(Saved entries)
start

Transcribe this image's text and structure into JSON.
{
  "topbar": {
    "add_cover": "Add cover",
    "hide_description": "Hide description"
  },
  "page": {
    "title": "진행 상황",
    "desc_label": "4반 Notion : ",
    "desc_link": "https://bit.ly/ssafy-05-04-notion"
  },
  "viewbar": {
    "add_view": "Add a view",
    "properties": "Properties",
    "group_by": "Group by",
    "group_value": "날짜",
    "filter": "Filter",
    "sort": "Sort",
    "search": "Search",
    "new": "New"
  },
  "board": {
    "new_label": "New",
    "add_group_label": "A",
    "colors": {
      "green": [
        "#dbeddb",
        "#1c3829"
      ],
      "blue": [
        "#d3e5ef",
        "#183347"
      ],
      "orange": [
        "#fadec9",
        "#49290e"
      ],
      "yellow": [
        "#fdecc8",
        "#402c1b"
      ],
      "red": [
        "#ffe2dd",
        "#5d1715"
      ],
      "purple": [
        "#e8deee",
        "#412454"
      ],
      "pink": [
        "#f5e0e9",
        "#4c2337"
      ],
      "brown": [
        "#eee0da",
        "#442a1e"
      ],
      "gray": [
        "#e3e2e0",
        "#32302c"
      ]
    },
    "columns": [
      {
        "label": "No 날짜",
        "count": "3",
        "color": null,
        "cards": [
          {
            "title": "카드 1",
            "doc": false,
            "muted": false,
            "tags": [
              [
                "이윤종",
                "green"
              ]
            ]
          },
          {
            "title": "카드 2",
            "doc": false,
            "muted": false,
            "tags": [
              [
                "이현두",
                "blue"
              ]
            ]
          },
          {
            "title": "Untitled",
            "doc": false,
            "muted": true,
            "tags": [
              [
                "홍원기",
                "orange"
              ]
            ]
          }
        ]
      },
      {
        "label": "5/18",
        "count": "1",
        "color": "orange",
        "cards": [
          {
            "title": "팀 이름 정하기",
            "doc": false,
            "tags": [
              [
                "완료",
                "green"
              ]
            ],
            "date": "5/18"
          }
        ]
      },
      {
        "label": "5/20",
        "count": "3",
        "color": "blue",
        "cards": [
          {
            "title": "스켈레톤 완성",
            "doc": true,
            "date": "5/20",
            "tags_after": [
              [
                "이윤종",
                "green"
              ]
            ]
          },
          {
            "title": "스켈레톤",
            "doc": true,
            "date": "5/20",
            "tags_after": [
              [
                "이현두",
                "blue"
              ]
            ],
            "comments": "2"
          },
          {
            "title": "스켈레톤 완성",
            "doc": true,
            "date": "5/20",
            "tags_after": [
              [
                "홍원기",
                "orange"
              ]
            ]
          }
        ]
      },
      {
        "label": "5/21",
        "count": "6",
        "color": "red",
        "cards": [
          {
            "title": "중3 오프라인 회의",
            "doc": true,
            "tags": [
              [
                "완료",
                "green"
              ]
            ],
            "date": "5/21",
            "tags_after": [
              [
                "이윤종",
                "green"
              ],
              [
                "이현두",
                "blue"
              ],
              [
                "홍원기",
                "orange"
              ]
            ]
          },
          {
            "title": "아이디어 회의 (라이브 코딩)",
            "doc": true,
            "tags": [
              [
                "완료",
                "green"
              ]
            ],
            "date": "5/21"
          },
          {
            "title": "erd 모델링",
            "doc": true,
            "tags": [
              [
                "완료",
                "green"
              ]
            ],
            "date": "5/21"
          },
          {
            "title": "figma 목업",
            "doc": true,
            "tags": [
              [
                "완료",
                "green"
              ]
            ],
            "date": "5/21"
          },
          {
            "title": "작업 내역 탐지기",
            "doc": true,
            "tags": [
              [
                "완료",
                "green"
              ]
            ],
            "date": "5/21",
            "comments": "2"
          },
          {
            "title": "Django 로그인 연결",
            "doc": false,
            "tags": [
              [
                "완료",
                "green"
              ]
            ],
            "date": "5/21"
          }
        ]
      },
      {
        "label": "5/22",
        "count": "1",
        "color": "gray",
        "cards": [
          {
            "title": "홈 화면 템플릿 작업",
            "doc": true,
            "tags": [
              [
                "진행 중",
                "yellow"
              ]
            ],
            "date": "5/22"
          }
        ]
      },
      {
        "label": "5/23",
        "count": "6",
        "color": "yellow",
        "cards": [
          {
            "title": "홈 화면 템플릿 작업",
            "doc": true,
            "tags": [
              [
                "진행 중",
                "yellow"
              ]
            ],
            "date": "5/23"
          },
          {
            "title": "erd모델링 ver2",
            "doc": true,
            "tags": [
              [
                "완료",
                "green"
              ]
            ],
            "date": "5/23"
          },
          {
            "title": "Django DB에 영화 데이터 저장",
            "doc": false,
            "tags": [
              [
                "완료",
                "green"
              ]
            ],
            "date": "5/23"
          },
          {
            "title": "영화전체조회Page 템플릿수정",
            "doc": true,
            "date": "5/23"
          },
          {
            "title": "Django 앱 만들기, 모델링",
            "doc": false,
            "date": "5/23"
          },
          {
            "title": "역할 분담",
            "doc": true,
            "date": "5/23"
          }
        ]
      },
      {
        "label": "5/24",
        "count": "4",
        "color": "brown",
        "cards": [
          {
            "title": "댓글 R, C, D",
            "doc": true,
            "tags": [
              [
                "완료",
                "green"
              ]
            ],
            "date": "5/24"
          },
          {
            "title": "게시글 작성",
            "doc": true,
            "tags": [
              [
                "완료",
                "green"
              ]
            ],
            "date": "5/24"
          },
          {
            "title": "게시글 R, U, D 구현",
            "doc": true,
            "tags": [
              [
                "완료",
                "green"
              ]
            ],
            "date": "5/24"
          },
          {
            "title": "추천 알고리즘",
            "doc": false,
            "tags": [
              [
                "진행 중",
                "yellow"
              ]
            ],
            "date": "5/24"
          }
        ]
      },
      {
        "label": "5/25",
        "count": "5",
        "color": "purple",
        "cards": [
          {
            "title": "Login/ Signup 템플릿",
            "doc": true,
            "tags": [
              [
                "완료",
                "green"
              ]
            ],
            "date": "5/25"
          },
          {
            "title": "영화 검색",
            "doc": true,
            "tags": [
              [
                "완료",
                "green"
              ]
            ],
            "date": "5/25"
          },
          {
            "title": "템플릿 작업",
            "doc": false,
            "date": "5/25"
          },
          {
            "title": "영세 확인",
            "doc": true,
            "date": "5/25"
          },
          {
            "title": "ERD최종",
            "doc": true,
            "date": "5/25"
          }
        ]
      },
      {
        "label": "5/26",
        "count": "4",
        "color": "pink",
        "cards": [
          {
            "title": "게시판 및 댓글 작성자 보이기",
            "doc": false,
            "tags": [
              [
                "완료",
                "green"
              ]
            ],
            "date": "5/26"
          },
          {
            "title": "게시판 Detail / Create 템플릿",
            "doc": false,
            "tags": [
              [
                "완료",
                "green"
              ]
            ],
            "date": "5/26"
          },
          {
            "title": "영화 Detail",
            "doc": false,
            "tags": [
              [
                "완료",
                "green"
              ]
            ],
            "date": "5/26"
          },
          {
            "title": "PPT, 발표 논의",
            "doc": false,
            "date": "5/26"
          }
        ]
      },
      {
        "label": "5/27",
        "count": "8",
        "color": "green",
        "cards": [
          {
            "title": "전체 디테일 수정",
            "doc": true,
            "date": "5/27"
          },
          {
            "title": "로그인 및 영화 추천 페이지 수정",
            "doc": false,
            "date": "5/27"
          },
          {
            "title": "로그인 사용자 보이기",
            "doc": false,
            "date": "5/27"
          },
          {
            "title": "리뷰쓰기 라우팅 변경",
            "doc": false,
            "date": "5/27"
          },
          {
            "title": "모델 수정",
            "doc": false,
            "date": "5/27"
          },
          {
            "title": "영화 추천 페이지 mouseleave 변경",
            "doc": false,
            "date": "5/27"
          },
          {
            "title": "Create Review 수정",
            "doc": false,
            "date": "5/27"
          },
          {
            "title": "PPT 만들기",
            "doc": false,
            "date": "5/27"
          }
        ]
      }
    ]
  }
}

end

### Aim of the exercise
Using the records above, say how many lines include the string "Detail". Only the number is wanted.

### Complete answer
2